### Work instructions
Find every line below that contains the word "Trainers" and copy it out.

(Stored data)
· · · · · · ·
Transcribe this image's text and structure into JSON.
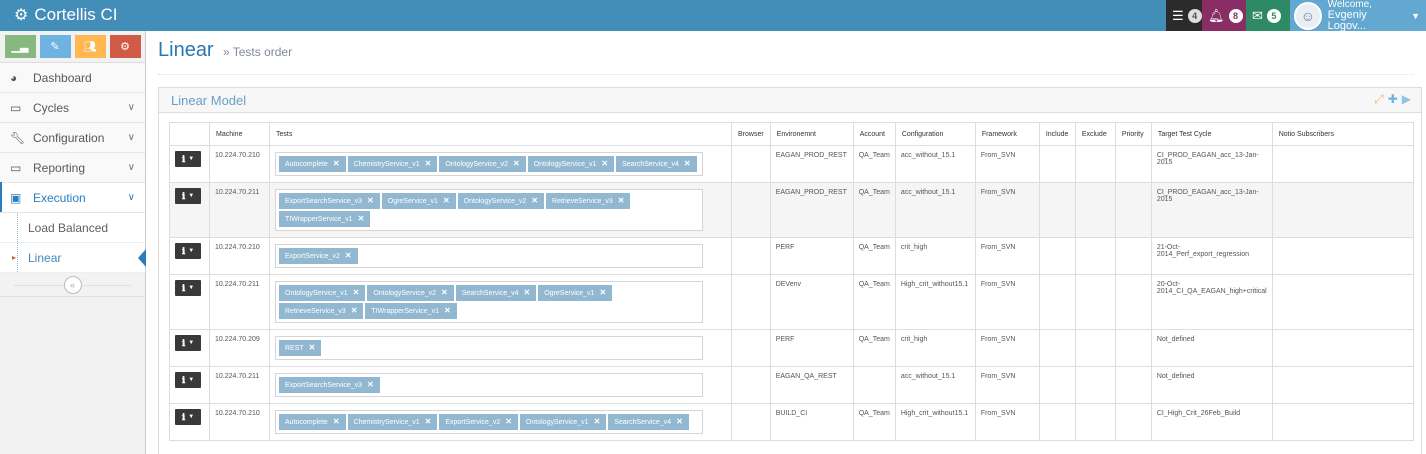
{
  "app": {
    "title": "Cortellis CI"
  },
  "navbar": {
    "tasks_count": "4",
    "notifications_count": "8",
    "messages_count": "5",
    "welcome_line1": "Welcome,",
    "user_name": "Evgeniy Logov..."
  },
  "sidebar": {
    "items": [
      {
        "label": "Dashboard",
        "icon": "dashboard-icon"
      },
      {
        "label": "Cycles",
        "icon": "desktop-icon"
      },
      {
        "label": "Configuration",
        "icon": "wrench-icon"
      },
      {
        "label": "Reporting",
        "icon": "desktop-icon"
      },
      {
        "label": "Execution",
        "icon": "play-square-icon"
      }
    ],
    "submenu": [
      {
        "label": "Load Balanced"
      },
      {
        "label": "Linear"
      }
    ]
  },
  "page": {
    "title": "Linear",
    "subtitle": "» Tests order"
  },
  "widget": {
    "title": "Linear Model"
  },
  "table": {
    "headers": [
      "Machine",
      "Tests",
      "Browser",
      "Environemnt",
      "Account",
      "Configuration",
      "Framework",
      "Include",
      "Exclude",
      "Priority",
      "Target Test Cycle",
      "Notio Subscribers"
    ],
    "rows": [
      {
        "machine": "10.224.70.210",
        "tests": [
          "Autocomplete",
          "ChemistryService_v1",
          "OntologyService_v2",
          "OntologyService_v1",
          "SearchService_v4"
        ],
        "browser": "",
        "env": "EAGAN_PROD_REST",
        "account": "QA_Team",
        "config": "acc_without_15.1",
        "framework": "From_SVN",
        "include": "",
        "exclude": "",
        "priority": "",
        "cycle": "CI_PROD_EAGAN_acc_13-Jan-2015",
        "subs": ""
      },
      {
        "machine": "10.224.70.211",
        "tests": [
          "ExportSearchService_v3",
          "OgreService_v1",
          "OntologyService_v2",
          "RetrieveService_v3",
          "TIWrapperService_v1"
        ],
        "browser": "",
        "env": "EAGAN_PROD_REST",
        "account": "QA_Team",
        "config": "acc_without_15.1",
        "framework": "From_SVN",
        "include": "",
        "exclude": "",
        "priority": "",
        "cycle": "CI_PROD_EAGAN_acc_13-Jan-2015",
        "subs": ""
      },
      {
        "machine": "10.224.70.210",
        "tests": [
          "ExportService_v2"
        ],
        "browser": "",
        "env": "PERF",
        "account": "QA_Team",
        "config": "crit_high",
        "framework": "From_SVN",
        "include": "",
        "exclude": "",
        "priority": "",
        "cycle": "21-Oct-2014_Perf_export_regression",
        "subs": ""
      },
      {
        "machine": "10.224.70.211",
        "tests": [
          "OntologyService_v1",
          "OntologyService_v2",
          "SearchService_v4",
          "OgreService_v1",
          "RetrieveService_v3",
          "TIWrapperService_v1"
        ],
        "browser": "",
        "env": "DEVenv",
        "account": "QA_Team",
        "config": "High_crit_without15.1",
        "framework": "From_SVN",
        "include": "",
        "exclude": "",
        "priority": "",
        "cycle": "20-Oct-2014_CI_QA_EAGAN_high+critical",
        "subs": ""
      },
      {
        "machine": "10.224.70.209",
        "tests": [
          "REST"
        ],
        "browser": "",
        "env": "PERF",
        "account": "QA_Team",
        "config": "crit_high",
        "framework": "From_SVN",
        "include": "",
        "exclude": "",
        "priority": "",
        "cycle": "Not_defined",
        "subs": ""
      },
      {
        "machine": "10.224.70.211",
        "tests": [
          "ExportSearchService_v3"
        ],
        "browser": "",
        "env": "EAGAN_QA_REST",
        "account": "",
        "config": "acc_without_15.1",
        "framework": "From_SVN",
        "include": "",
        "exclude": "",
        "priority": "",
        "cycle": "Not_defined",
        "subs": ""
      },
      {
        "machine": "10.224.70.210",
        "tests": [
          "Autocomplete",
          "ChemistryService_v1",
          "ExportService_v2",
          "OntologyService_v1",
          "SearchService_v4"
        ],
        "browser": "",
        "env": "BUILD_CI",
        "account": "QA_Team",
        "config": "High_crit_without15.1",
        "framework": "From_SVN",
        "include": "",
        "exclude": "",
        "priority": "",
        "cycle": "CI_High_Crit_26Feb_Build",
        "subs": ""
      }
    ]
  },
  "colors": {
    "navbar": "#438eb9",
    "accent": "#2679b5",
    "tag": "#91b8d0"
  }
}
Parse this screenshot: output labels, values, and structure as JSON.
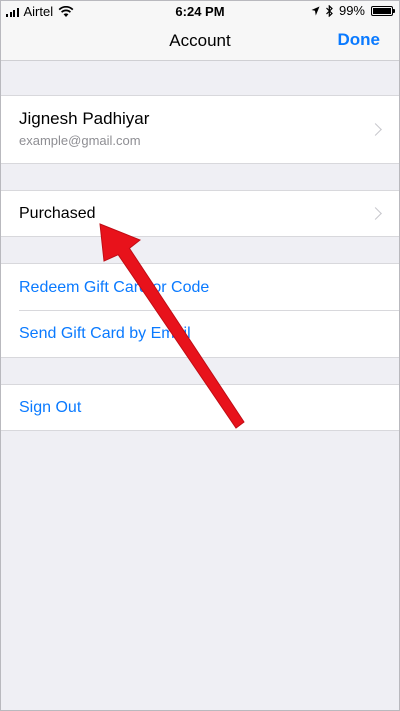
{
  "status_bar": {
    "carrier": "Airtel",
    "time": "6:24 PM",
    "battery": "99%",
    "battery_level": 0.99,
    "icons": [
      "signal-icon",
      "wifi-icon",
      "location-icon",
      "bluetooth-icon",
      "battery-icon"
    ]
  },
  "nav": {
    "title": "Account",
    "done_label": "Done"
  },
  "profile": {
    "name": "Jignesh Padhiyar",
    "email": "example@gmail.com"
  },
  "purchased": {
    "label": "Purchased"
  },
  "gift": {
    "redeem_label": "Redeem Gift Card or Code",
    "send_label": "Send Gift Card by Email"
  },
  "sign_out": {
    "label": "Sign Out"
  },
  "colors": {
    "accent": "#0a7aff",
    "annotation_arrow": "#e8121b",
    "background": "#efeff4"
  }
}
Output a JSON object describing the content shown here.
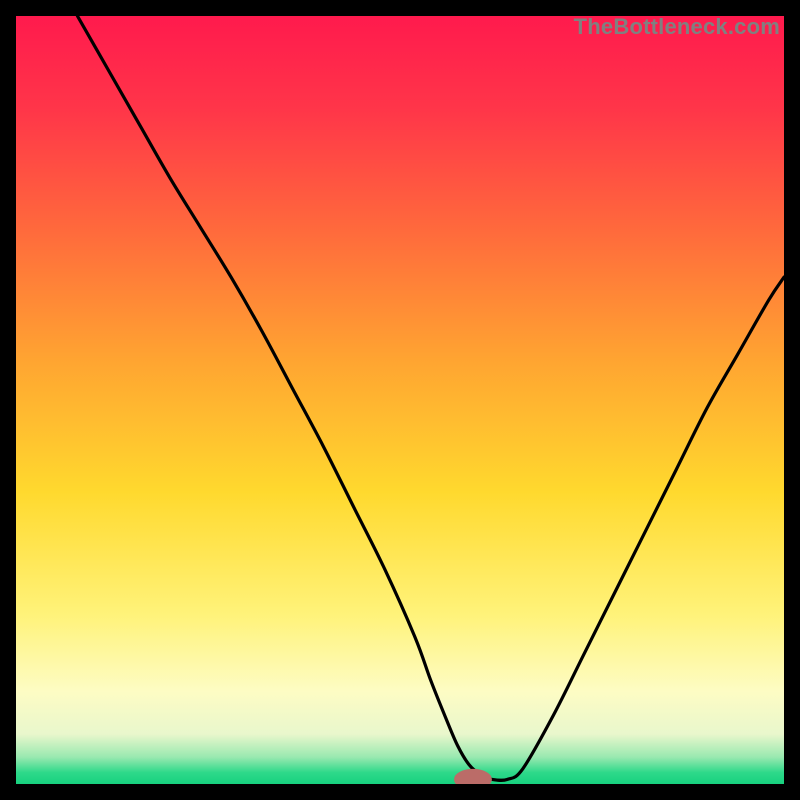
{
  "watermark": {
    "text": "TheBottleneck.com"
  },
  "colors": {
    "gradient_stops": [
      {
        "offset": 0.0,
        "color": "#ff1a4d"
      },
      {
        "offset": 0.12,
        "color": "#ff3549"
      },
      {
        "offset": 0.28,
        "color": "#ff6a3c"
      },
      {
        "offset": 0.45,
        "color": "#ffa531"
      },
      {
        "offset": 0.62,
        "color": "#ffd92e"
      },
      {
        "offset": 0.78,
        "color": "#fff37a"
      },
      {
        "offset": 0.88,
        "color": "#fdfcc4"
      },
      {
        "offset": 0.935,
        "color": "#e9f7cc"
      },
      {
        "offset": 0.965,
        "color": "#99e9b0"
      },
      {
        "offset": 0.985,
        "color": "#2ed98a"
      },
      {
        "offset": 1.0,
        "color": "#17d17f"
      }
    ],
    "curve": "#000000",
    "marker_fill": "#bb6c68",
    "marker_stroke": "#bb6c68",
    "frame": "#000000"
  },
  "chart_data": {
    "type": "line",
    "title": "",
    "xlabel": "",
    "ylabel": "",
    "xlim": [
      0,
      100
    ],
    "ylim": [
      0,
      100
    ],
    "grid": false,
    "series": [
      {
        "name": "bottleneck-curve",
        "x": [
          8,
          12,
          16,
          20,
          24,
          28,
          32,
          36,
          40,
          44,
          48,
          52,
          54,
          56,
          57.5,
          59,
          60.5,
          62,
          64,
          66,
          70,
          74,
          78,
          82,
          86,
          90,
          94,
          98,
          100
        ],
        "y": [
          100,
          93,
          86,
          79,
          72.5,
          66,
          59,
          51.5,
          44,
          36,
          28,
          19,
          13.5,
          8.5,
          5,
          2.5,
          1.2,
          0.6,
          0.6,
          2.0,
          9,
          17,
          25,
          33,
          41,
          49,
          56,
          63,
          66
        ]
      }
    ],
    "flat_bottom": {
      "x_start": 57.5,
      "x_end": 62,
      "y": 0.6
    },
    "marker": {
      "x": 59.5,
      "y": 0.6,
      "rx": 2.4,
      "ry": 1.3
    },
    "annotations": []
  }
}
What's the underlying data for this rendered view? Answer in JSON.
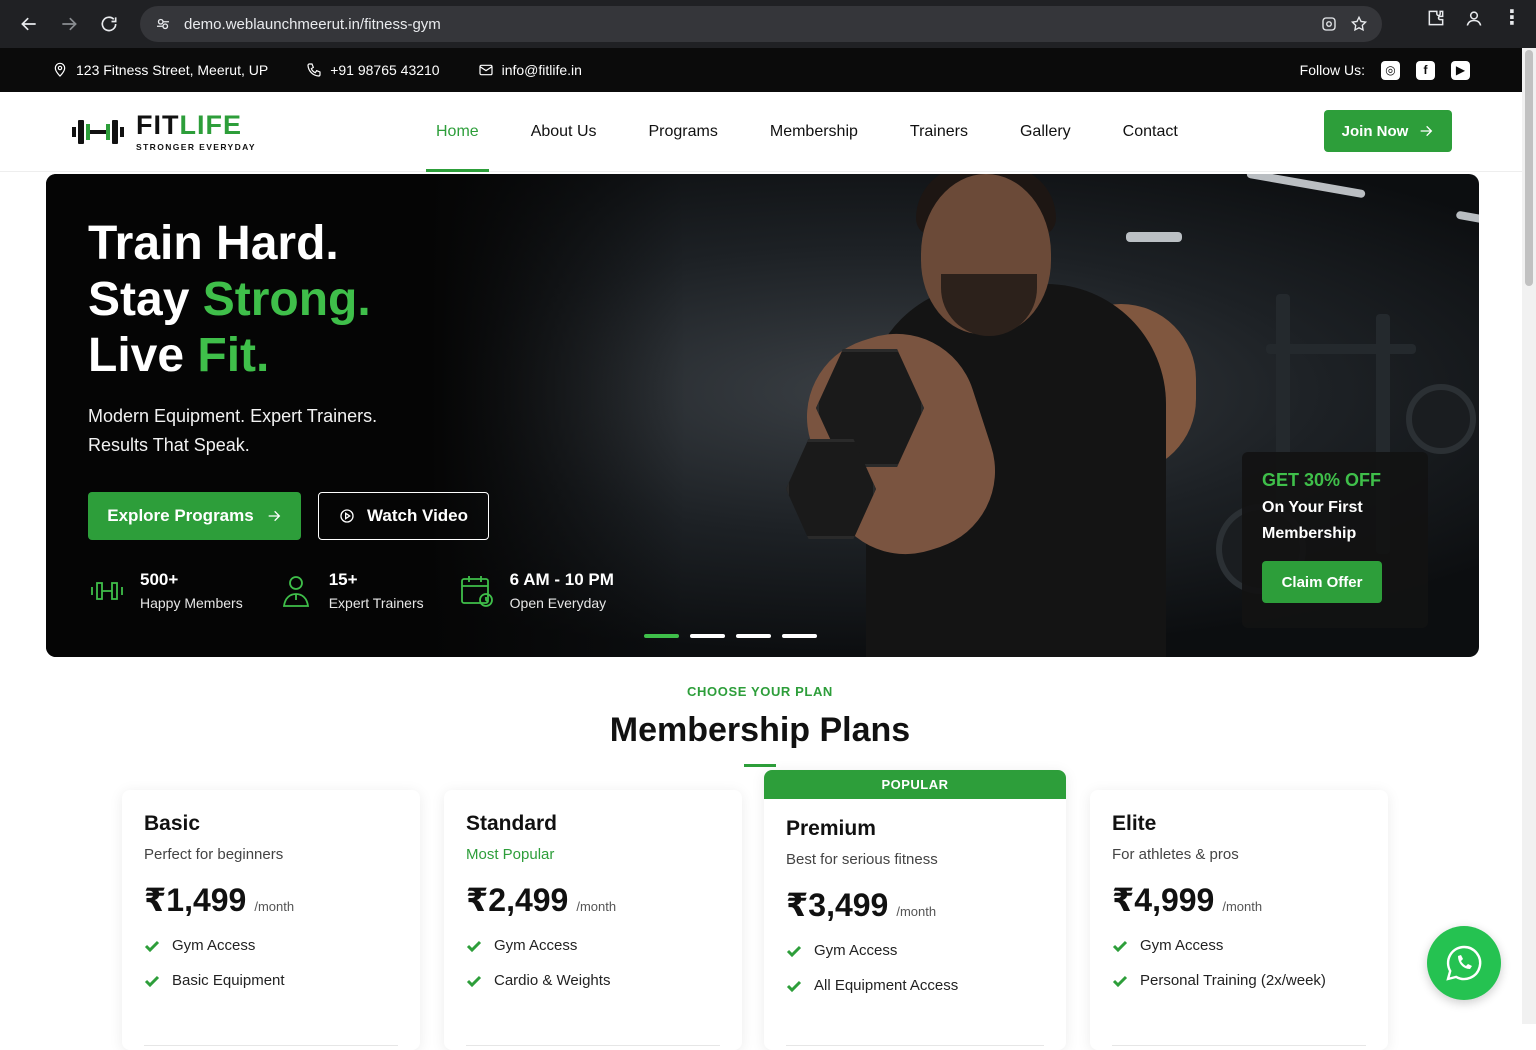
{
  "browser": {
    "url": "demo.weblaunchmeerut.in/fitness-gym"
  },
  "topbar": {
    "address": "123 Fitness Street, Meerut, UP",
    "phone": "+91 98765 43210",
    "email": "info@fitlife.in",
    "follow_label": "Follow Us:",
    "social": [
      "instagram-icon",
      "facebook-icon",
      "youtube-icon"
    ]
  },
  "header": {
    "logo_fit": "FIT",
    "logo_life": "LIFE",
    "tagline": "STRONGER EVERYDAY",
    "nav": [
      "Home",
      "About Us",
      "Programs",
      "Membership",
      "Trainers",
      "Gallery",
      "Contact"
    ],
    "active_nav": "Home",
    "join_label": "Join Now"
  },
  "hero": {
    "line1": "Train Hard.",
    "line2_a": "Stay ",
    "line2_b": "Strong.",
    "line3_a": "Live ",
    "line3_b": "Fit.",
    "sub1": "Modern Equipment. Expert Trainers.",
    "sub2": "Results That Speak.",
    "primary_btn": "Explore Programs",
    "secondary_btn": "Watch Video",
    "stats": [
      {
        "num": "500+",
        "label": "Happy Members",
        "icon": "dumbbell-icon"
      },
      {
        "num": "15+",
        "label": "Expert Trainers",
        "icon": "trainer-icon"
      },
      {
        "num": "6 AM - 10 PM",
        "label": "Open Everyday",
        "icon": "calendar-clock-icon"
      }
    ],
    "offer": {
      "title": "GET 30% OFF",
      "line1": "On Your First",
      "line2": "Membership",
      "button": "Claim Offer"
    },
    "slides_total": 4,
    "slide_active": 1
  },
  "plans": {
    "eyebrow": "CHOOSE YOUR PLAN",
    "title": "Membership Plans",
    "cards": [
      {
        "name": "Basic",
        "desc": "Perfect for beginners",
        "price": "₹1,499",
        "per": "/month",
        "features": [
          "Gym Access",
          "Basic Equipment"
        ]
      },
      {
        "name": "Standard",
        "desc": "Most Popular",
        "price": "₹2,499",
        "per": "/month",
        "features": [
          "Gym Access",
          "Cardio & Weights"
        ]
      },
      {
        "name": "Premium",
        "badge": "POPULAR",
        "desc": "Best for serious fitness",
        "price": "₹3,499",
        "per": "/month",
        "features": [
          "Gym Access",
          "All Equipment Access"
        ]
      },
      {
        "name": "Elite",
        "desc": "For athletes & pros",
        "price": "₹4,999",
        "per": "/month",
        "features": [
          "Gym Access",
          "Personal Training (2x/week)"
        ]
      }
    ]
  },
  "colors": {
    "brand_green": "#2d9e3a",
    "hero_green": "#3fbf4a",
    "whatsapp": "#25c251"
  }
}
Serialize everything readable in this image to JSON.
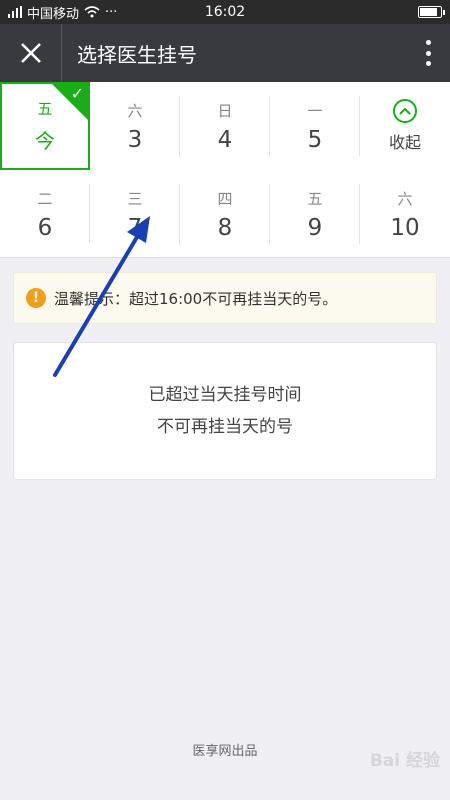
{
  "status_bar": {
    "carrier": "中国移动",
    "time": "16:02",
    "more": "···"
  },
  "header": {
    "title": "选择医生挂号"
  },
  "dates": {
    "row1": [
      {
        "weekday": "五",
        "day": "今",
        "selected": true
      },
      {
        "weekday": "六",
        "day": "3"
      },
      {
        "weekday": "日",
        "day": "4"
      },
      {
        "weekday": "一",
        "day": "5"
      }
    ],
    "collapse_label": "收起",
    "row2": [
      {
        "weekday": "二",
        "day": "6"
      },
      {
        "weekday": "三",
        "day": "7"
      },
      {
        "weekday": "四",
        "day": "8"
      },
      {
        "weekday": "五",
        "day": "9"
      },
      {
        "weekday": "六",
        "day": "10"
      }
    ]
  },
  "tip": {
    "text": "温馨提示：超过16:00不可再挂当天的号。"
  },
  "notice": {
    "line1": "已超过当天挂号时间",
    "line2": "不可再挂当天的号"
  },
  "footer": {
    "text": "医享网出品"
  },
  "watermark": {
    "text": "Bai 经验"
  },
  "colors": {
    "accent": "#1aad19",
    "header_bg": "#393a3f",
    "warning": "#f19e1b",
    "arrow": "#1a3fb0"
  }
}
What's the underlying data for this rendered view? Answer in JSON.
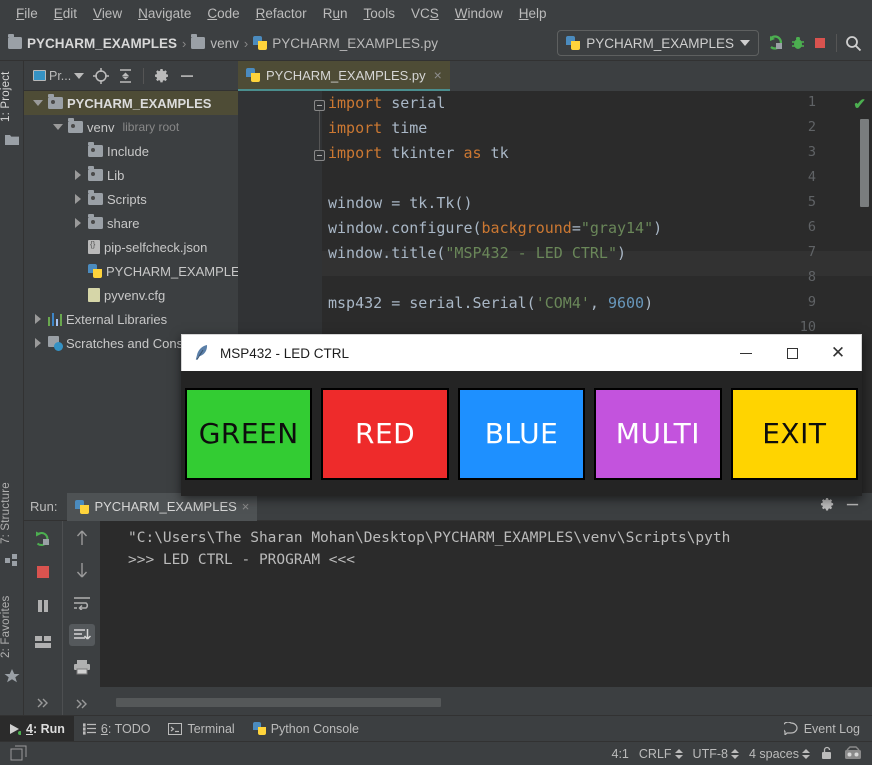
· · · · · · ·
### Answer for the task
      "Trainers",
    "sub1": "Modern Equipment. Expert Trainers.",
        "label": "Expert Trainers",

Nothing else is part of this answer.